--- START OF DATA IN THIS EXERCISE ---

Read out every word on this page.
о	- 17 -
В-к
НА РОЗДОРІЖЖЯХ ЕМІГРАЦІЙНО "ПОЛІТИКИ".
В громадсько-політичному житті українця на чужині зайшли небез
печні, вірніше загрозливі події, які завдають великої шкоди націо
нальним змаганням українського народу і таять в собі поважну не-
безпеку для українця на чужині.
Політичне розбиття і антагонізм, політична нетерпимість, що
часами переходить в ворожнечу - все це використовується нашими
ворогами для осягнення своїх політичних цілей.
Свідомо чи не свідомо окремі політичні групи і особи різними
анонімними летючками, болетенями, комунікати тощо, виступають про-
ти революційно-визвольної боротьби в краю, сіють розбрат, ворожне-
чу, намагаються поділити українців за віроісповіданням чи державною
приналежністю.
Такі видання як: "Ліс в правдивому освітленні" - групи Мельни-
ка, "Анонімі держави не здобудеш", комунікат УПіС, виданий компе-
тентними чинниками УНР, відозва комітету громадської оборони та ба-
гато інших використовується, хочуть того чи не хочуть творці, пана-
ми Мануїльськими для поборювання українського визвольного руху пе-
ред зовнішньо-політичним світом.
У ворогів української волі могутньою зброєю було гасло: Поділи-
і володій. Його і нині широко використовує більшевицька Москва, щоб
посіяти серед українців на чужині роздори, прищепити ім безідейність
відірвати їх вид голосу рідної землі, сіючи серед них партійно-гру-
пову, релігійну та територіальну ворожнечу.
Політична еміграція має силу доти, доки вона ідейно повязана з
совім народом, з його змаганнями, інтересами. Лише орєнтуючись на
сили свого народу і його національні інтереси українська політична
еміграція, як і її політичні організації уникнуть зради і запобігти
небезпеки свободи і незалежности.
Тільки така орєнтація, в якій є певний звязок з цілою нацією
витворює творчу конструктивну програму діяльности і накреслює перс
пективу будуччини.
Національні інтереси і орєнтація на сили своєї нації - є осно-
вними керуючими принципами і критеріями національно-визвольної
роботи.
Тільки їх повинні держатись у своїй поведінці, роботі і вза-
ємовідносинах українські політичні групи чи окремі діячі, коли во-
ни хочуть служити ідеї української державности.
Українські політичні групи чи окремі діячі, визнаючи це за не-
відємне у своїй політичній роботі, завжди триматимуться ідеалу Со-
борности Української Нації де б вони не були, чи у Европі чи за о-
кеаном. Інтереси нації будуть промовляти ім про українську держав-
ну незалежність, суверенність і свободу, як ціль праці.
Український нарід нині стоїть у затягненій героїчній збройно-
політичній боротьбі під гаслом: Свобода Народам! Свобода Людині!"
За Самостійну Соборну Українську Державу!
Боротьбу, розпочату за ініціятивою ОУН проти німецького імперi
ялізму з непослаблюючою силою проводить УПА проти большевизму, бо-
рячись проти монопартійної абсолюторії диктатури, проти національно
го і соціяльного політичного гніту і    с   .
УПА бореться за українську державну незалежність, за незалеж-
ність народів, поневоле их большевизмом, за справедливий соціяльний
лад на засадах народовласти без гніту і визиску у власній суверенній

--- END OF DATA IN THIS EXERCISE ---

**TASK BRIEF**
Reproduce each record exactly as it appears.

**RESPONSE TO THIS EXERCISE**
Read out every word on this page.
о	- 17 -
В-к
НА РОЗДОРІЖЖЯХ ЕМІГРАЦІЙНО "ПОЛІТИКИ".
В громадсько-політичному житті українця на чужині зайшли небез
печні, вірніше загрозливі події, які завдають великої шкоди націо
нальним змаганням українського народу і таять в собі поважну не-
безпеку для українця на чужині.
Політичне розбиття і антагонізм, політична нетерпимість, що
часами переходить в ворожнечу - все це використовується нашими
ворогами для осягнення своїх політичних цілей.
Свідомо чи не свідомо окремі політичні групи і особи різними
анонімними летючками, болетенями, комунікати тощо, виступають про-
ти революційно-визвольної боротьби в краю, сіють розбрат, ворожне-
чу, намагаються поділити українців за віроісповіданням чи державною
приналежністю.
Такі видання як: "Ліс в правдивому освітленні" - групи Мельни-
ка, "Анонімі держави не здобудеш", комунікат УПіС, виданий компе-
тентними чинниками УНР, відозва комітету громадської оборони та ба-
гато інших використовується, хочуть того чи не хочуть творці, пана-
ми Мануїльськими для поборювання українського визвольного руху пе-
ред зовнішньо-політичним світом.
У ворогів української волі могутньою зброєю було гасло: Поділи-
і володій. Його і нині широко використовує більшевицька Москва, щоб
посіяти серед українців на чужині роздори, прищепити ім безідейність
відірвати їх вид голосу рідної землі, сіючи серед них партійно-гру-
пову, релігійну та територіальну ворожнечу.
Політична еміграція має силу доти, доки вона ідейно повязана з
совім народом, з його змаганнями, інтересами. Лише орєнтуючись на
сили свого народу і його національні інтереси українська політична
еміграція, як і її політичні організації уникнуть зради і запобігти
небезпеки свободи і незалежности.
Тільки така орєнтація, в якій є певний звязок з цілою нацією
витворює творчу конструктивну програму діяльности і накреслює перс
пективу будуччини.
Національні інтереси і орєнтація на сили своєї нації - є осно-
вними керуючими принципами і критеріями національно-визвольної
роботи.
Тільки їх повинні держатись у своїй поведінці, роботі і вза-
ємовідносинах українські політичні групи чи окремі діячі, коли во-
ни хочуть служити ідеї української державности.
Українські політичні групи чи окремі діячі, визнаючи це за не-
відємне у своїй політичній роботі, завжди триматимуться ідеалу Со-
борности Української Нації де б вони не були, чи у Европі чи за о-
кеаном. Інтереси нації будуть промовляти ім про українську держав-
ну незалежність, суверенність і свободу, як ціль праці.
Український нарід нині стоїть у затягненій героїчній збройно-
політичній боротьбі під гаслом: Свобода Народам! Свобода Людині!"
За Самостійну Соборну Українську Державу!
Боротьбу, розпочату за ініціятивою ОУН проти німецького імперi
ялізму з непослаблюючою силою проводить УПА проти большевизму, бо-
рячись проти монопартійної абсолюторії диктатури, проти національно
го і соціяльного політичного гніту і    с   .
УПА бореться за українську державну незалежність, за незалеж-
ність народів, поневоле их большевизмом, за справедливий соціяльний
лад на засадах народовласти без гніту і визиску у власній суверенній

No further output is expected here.